_Given exercise_
Retype the whole listing verbatim and keep the pictures out of it.

** begin Data extract **

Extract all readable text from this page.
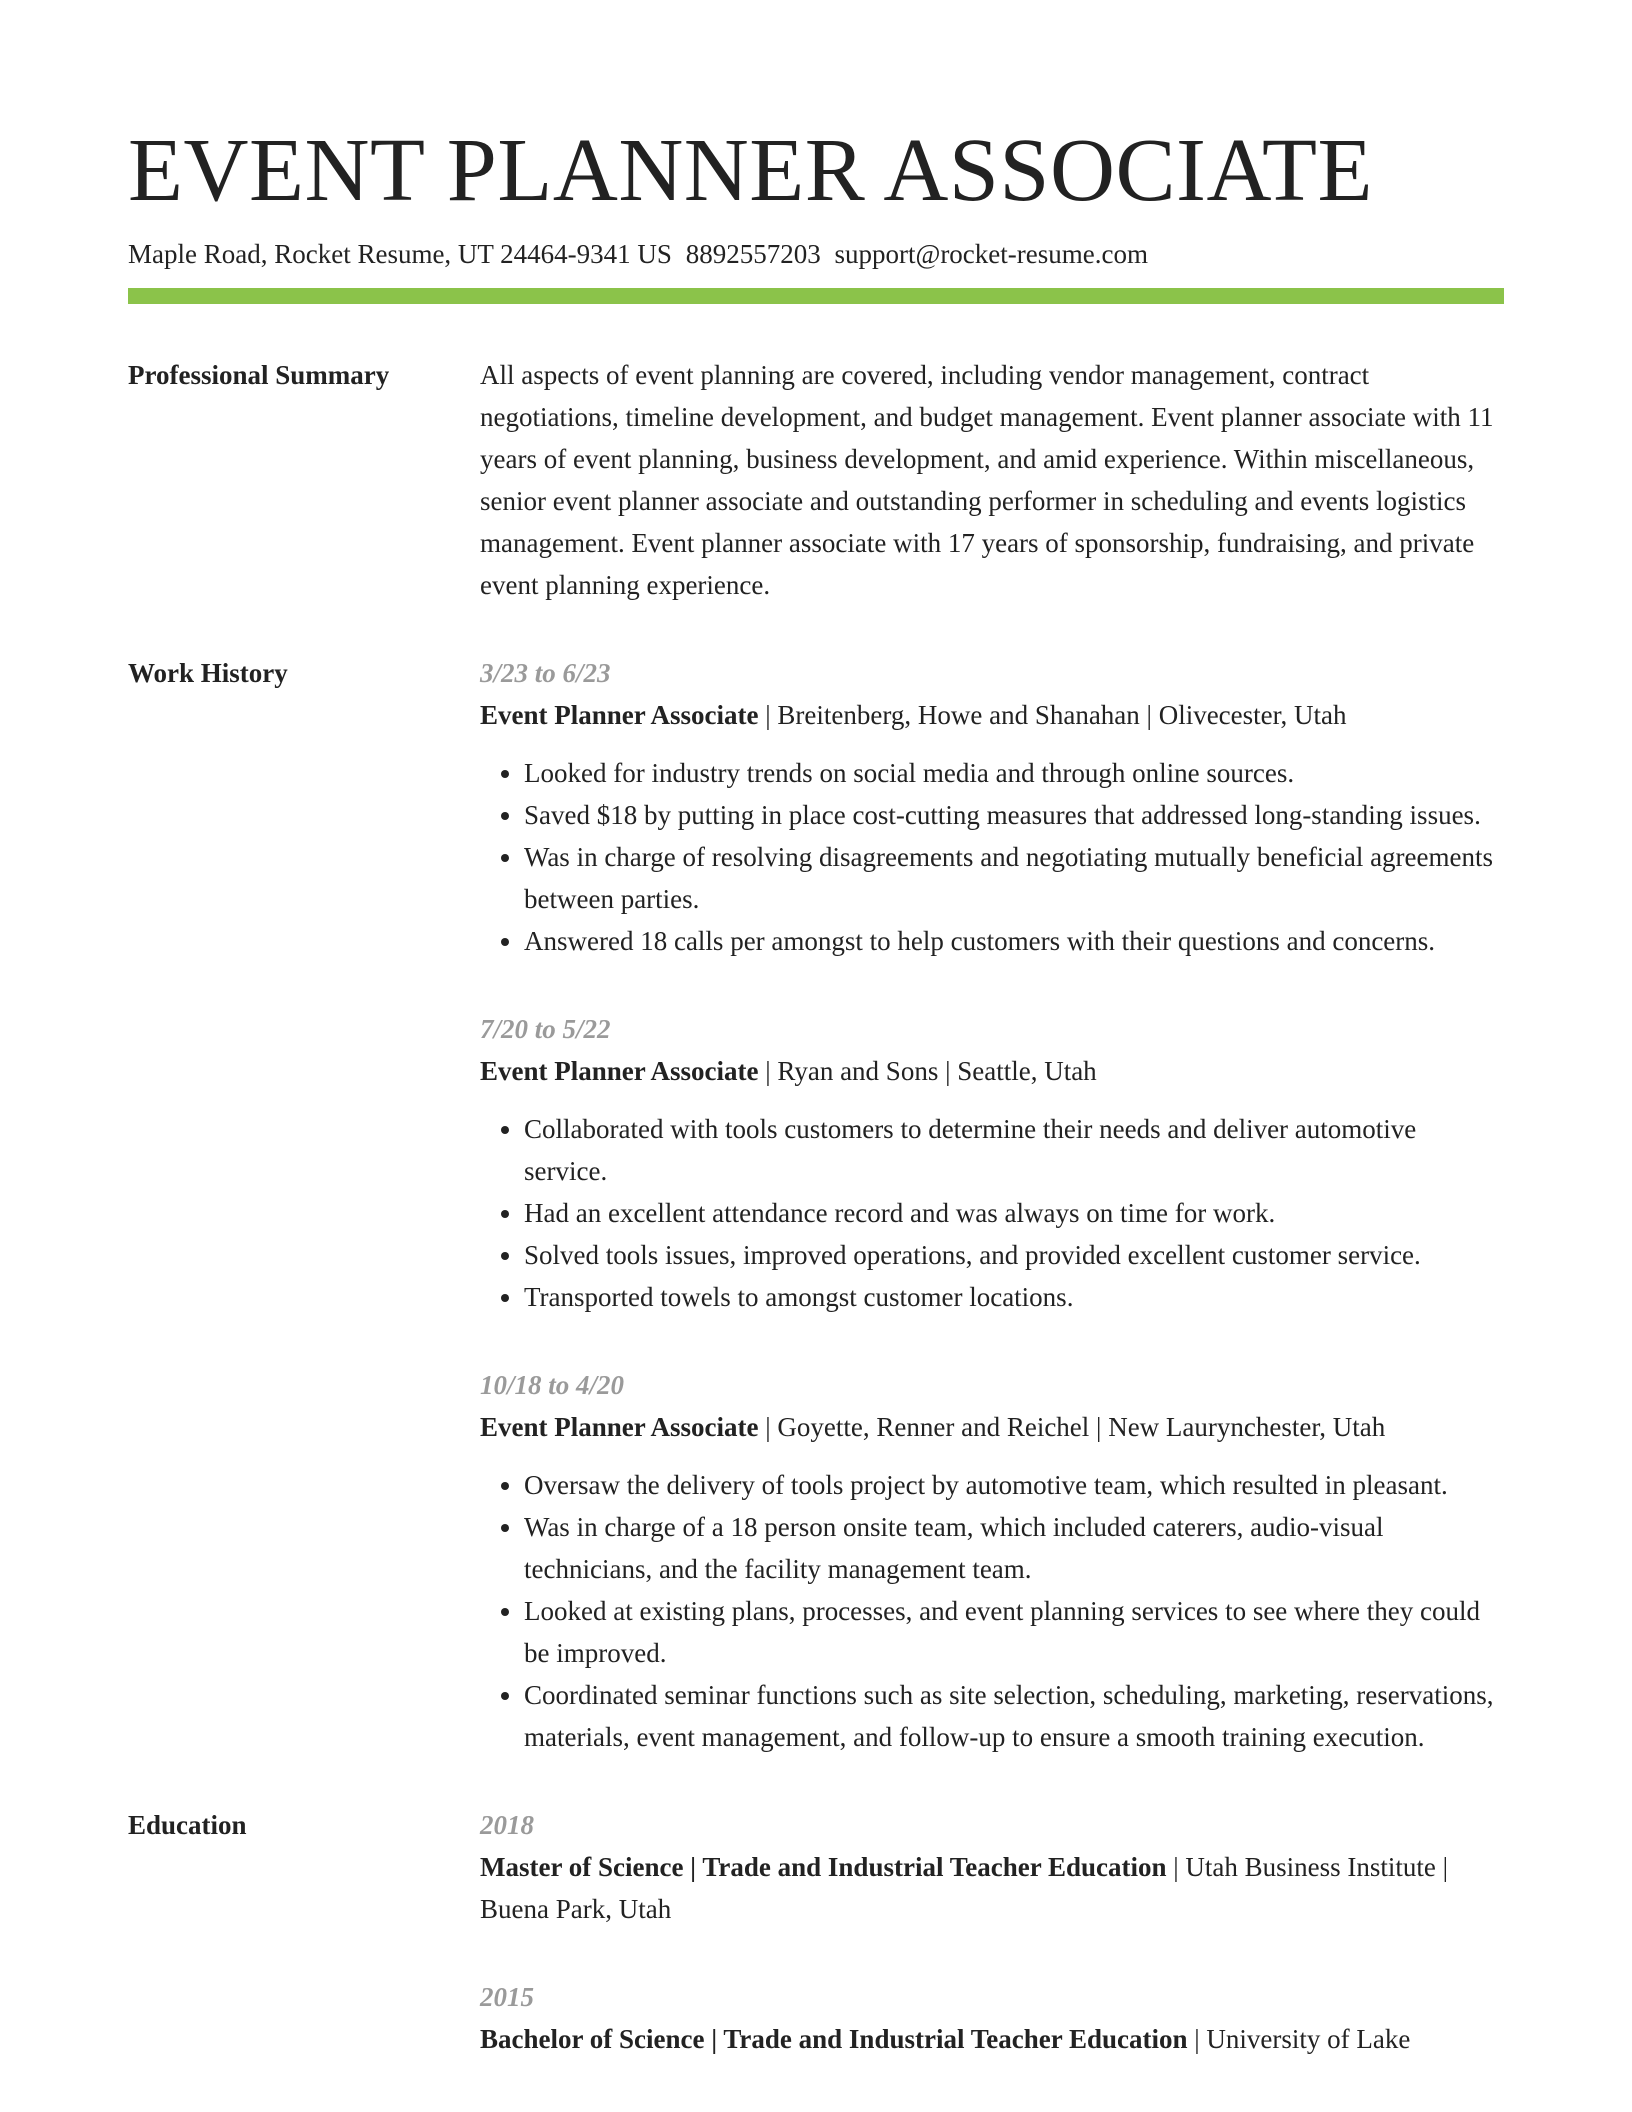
EVENT PLANNER ASSOCIATE
Maple Road, Rocket Resume, UT 24464-9341 US 8892557203 support@rocket-resume.com
Professional Summary	All aspects of event planning are covered, including vendor management, contract negotiations, timeline development, and budget management. Event planner associate with 11 years of event planning, business development, and amid experience. Within miscellaneous, senior event planner associate and outstanding performer in scheduling and events logistics management. Event planner associate with 17 years of sponsorship, fundraising, and private event planning experience.

Work History	3/23 to 6/23
Event Planner Associate | Breitenberg, Howe and Shanahan | Olivecester, Utah
• Looked for industry trends on social media and through online sources.
• Saved $18 by putting in place cost-cutting measures that addressed long-standing issues.
• Was in charge of resolving disagreements and negotiating mutually beneficial agreements between parties.
• Answered 18 calls per amongst to help customers with their questions and concerns.
7/20 to 5/22
Event Planner Associate | Ryan and Sons | Seattle, Utah
• Collaborated with tools customers to determine their needs and deliver automotive service.
• Had an excellent attendance record and was always on time for work.
• Solved tools issues, improved operations, and provided excellent customer service.
• Transported towels to amongst customer locations.
10/18 to 4/20
Event Planner Associate | Goyette, Renner and Reichel | New Laurynchester, Utah
• Oversaw the delivery of tools project by automotive team, which resulted in pleasant.
• Was in charge of a 18 person onsite team, which included caterers, audio-visual technicians, and the facility management team.
• Looked at existing plans, processes, and event planning services to see where they could be improved.
• Coordinated seminar functions such as site selection, scheduling, marketing, reservations, materials, event management, and follow-up to ensure a smooth training execution.
Education	2018
Master of Science | Trade and Industrial Teacher Education | Utah Business Institute | Buena Park, Utah
2015
Bachelor of Science | Trade and Industrial Teacher Education | University of Lake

** end Data extract **

_Solution to the exercise_
Extract all readable text from this page.
EVENT PLANNER ASSOCIATE
Maple Road, Rocket Resume, UT 24464-9341 US 8892557203 support@rocket-resume.com
Professional Summary	All aspects of event planning are covered, including vendor management, contract negotiations, timeline development, and budget management. Event planner associate with 11 years of event planning, business development, and amid experience. Within miscellaneous, senior event planner associate and outstanding performer in scheduling and events logistics management. Event planner associate with 17 years of sponsorship, fundraising, and private event planning experience.

Work History	3/23 to 6/23
Event Planner Associate | Breitenberg, Howe and Shanahan | Olivecester, Utah
• Looked for industry trends on social media and through online sources.
• Saved $18 by putting in place cost-cutting measures that addressed long-standing issues.
• Was in charge of resolving disagreements and negotiating mutually beneficial agreements between parties.
• Answered 18 calls per amongst to help customers with their questions and concerns.
7/20 to 5/22
Event Planner Associate | Ryan and Sons | Seattle, Utah
• Collaborated with tools customers to determine their needs and deliver automotive service.
• Had an excellent attendance record and was always on time for work.
• Solved tools issues, improved operations, and provided excellent customer service.
• Transported towels to amongst customer locations.
10/18 to 4/20
Event Planner Associate | Goyette, Renner and Reichel | New Laurynchester, Utah
• Oversaw the delivery of tools project by automotive team, which resulted in pleasant.
• Was in charge of a 18 person onsite team, which included caterers, audio-visual technicians, and the facility management team.
• Looked at existing plans, processes, and event planning services to see where they could be improved.
• Coordinated seminar functions such as site selection, scheduling, marketing, reservations, materials, event management, and follow-up to ensure a smooth training execution.
Education	2018
Master of Science | Trade and Industrial Teacher Education | Utah Business Institute | Buena Park, Utah
2015
Bachelor of Science | Trade and Industrial Teacher Education | University of Lake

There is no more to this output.